Written problem: Reproduce all the entries exactly.

Data shown:

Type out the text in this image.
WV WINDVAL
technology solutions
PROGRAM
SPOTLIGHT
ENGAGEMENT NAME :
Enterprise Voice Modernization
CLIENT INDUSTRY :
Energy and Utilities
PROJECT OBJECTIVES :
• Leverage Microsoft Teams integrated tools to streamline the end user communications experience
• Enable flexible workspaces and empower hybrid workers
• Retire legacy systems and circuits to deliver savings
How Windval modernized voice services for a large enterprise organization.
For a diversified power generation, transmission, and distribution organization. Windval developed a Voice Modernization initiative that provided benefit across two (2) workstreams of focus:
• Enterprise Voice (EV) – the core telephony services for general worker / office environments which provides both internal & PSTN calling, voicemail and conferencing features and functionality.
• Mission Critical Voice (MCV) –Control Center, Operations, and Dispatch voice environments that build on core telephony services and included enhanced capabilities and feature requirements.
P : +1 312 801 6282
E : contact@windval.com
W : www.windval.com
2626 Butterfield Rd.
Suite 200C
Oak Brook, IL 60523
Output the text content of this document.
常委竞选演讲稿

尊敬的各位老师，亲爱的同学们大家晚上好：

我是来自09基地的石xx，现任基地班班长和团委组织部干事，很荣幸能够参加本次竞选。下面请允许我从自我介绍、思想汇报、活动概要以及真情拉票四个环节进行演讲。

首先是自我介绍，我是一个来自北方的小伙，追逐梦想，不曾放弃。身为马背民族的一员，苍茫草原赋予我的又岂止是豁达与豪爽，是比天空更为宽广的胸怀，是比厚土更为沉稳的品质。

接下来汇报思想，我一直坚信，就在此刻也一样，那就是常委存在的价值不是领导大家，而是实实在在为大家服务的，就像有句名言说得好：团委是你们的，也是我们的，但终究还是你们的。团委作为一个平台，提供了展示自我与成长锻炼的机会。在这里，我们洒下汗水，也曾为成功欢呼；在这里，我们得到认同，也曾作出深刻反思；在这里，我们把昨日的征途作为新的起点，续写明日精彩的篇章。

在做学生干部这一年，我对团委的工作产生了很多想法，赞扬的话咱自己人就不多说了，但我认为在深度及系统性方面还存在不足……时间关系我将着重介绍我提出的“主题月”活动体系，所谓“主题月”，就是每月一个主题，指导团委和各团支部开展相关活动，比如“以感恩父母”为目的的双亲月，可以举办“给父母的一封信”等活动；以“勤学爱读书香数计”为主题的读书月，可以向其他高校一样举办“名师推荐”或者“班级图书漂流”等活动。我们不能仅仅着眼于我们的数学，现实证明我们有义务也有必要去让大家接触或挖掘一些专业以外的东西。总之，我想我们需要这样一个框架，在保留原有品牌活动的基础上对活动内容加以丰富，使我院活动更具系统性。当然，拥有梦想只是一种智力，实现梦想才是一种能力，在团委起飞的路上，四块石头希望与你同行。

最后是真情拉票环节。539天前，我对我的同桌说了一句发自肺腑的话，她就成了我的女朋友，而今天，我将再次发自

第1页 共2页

Result:
Type out the text in this image.
WV WINDVAL
technology solutions
PROGRAM
SPOTLIGHT
ENGAGEMENT NAME :
Enterprise Voice Modernization
CLIENT INDUSTRY :
Energy and Utilities
PROJECT OBJECTIVES :
• Leverage Microsoft Teams integrated tools to streamline the end user communications experience
• Enable flexible workspaces and empower hybrid workers
• Retire legacy systems and circuits to deliver savings
How Windval modernized voice services for a large enterprise organization.
For a diversified power generation, transmission, and distribution organization. Windval developed a Voice Modernization initiative that provided benefit across two (2) workstreams of focus:
• Enterprise Voice (EV) – the core telephony services for general worker / office environments which provides both internal & PSTN calling, voicemail and conferencing features and functionality.
• Mission Critical Voice (MCV) –Control Center, Operations, and Dispatch voice environments that build on core telephony services and included enhanced capabilities and feature requirements.
P : +1 312 801 6282
E : contact@windval.com
W : www.windval.com
2626 Butterfield Rd.
Suite 200C
Oak Brook, IL 60523
Output the text content of this document.
常委竞选演讲稿

尊敬的各位老师，亲爱的同学们大家晚上好：

我是来自09基地的石xx，现任基地班班长和团委组织部干事，很荣幸能够参加本次竞选。下面请允许我从自我介绍、思想汇报、活动概要以及真情拉票四个环节进行演讲。

首先是自我介绍，我是一个来自北方的小伙，追逐梦想，不曾放弃。身为马背民族的一员，苍茫草原赋予我的又岂止是豁达与豪爽，是比天空更为宽广的胸怀，是比厚土更为沉稳的品质。

接下来汇报思想，我一直坚信，就在此刻也一样，那就是常委存在的价值不是领导大家，而是实实在在为大家服务的，就像有句名言说得好：团委是你们的，也是我们的，但终究还是你们的。团委作为一个平台，提供了展示自我与成长锻炼的机会。在这里，我们洒下汗水，也曾为成功欢呼；在这里，我们得到认同，也曾作出深刻反思；在这里，我们把昨日的征途作为新的起点，续写明日精彩的篇章。

在做学生干部这一年，我对团委的工作产生了很多想法，赞扬的话咱自己人就不多说了，但我认为在深度及系统性方面还存在不足……时间关系我将着重介绍我提出的“主题月”活动体系，所谓“主题月”，就是每月一个主题，指导团委和各团支部开展相关活动，比如“以感恩父母”为目的的双亲月，可以举办“给父母的一封信”等活动；以“勤学爱读书香数计”为主题的读书月，可以向其他高校一样举办“名师推荐”或者“班级图书漂流”等活动。我们不能仅仅着眼于我们的数学，现实证明我们有义务也有必要去让大家接触或挖掘一些专业以外的东西。总之，我想我们需要这样一个框架，在保留原有品牌活动的基础上对活动内容加以丰富，使我院活动更具系统性。当然，拥有梦想只是一种智力，实现梦想才是一种能力，在团委起飞的路上，四块石头希望与你同行。

最后是真情拉票环节。539天前，我对我的同桌说了一句发自肺腑的话，她就成了我的女朋友，而今天，我将再次发自

第1页 共2页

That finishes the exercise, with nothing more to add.